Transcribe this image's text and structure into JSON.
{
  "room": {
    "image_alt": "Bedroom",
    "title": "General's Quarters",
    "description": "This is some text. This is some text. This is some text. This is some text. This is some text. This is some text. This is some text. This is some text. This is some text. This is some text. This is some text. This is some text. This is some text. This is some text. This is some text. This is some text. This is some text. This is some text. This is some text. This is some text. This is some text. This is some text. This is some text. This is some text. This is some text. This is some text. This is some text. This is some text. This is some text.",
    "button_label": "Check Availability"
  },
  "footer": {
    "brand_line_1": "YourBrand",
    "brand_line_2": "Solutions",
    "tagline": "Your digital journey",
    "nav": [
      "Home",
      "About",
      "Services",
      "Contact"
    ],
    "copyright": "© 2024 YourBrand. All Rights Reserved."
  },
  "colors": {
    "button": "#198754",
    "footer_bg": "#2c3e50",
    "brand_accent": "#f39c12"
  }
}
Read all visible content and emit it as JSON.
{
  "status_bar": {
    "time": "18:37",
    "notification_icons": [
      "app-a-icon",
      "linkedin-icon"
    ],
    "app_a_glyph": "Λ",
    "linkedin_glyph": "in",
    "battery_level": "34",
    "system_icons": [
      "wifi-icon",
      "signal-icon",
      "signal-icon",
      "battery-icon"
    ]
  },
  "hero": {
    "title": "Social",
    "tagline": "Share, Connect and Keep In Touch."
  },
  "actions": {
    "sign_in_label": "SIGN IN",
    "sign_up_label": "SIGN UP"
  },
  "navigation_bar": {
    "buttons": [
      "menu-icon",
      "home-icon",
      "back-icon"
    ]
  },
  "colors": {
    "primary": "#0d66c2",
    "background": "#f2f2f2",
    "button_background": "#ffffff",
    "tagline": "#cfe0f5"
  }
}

▶ **Directive**: Locate and copy each line in the data above that includes the word "title".

▶ **Exercise output**:
    "title": "General's Quarters",
    "title": "Social",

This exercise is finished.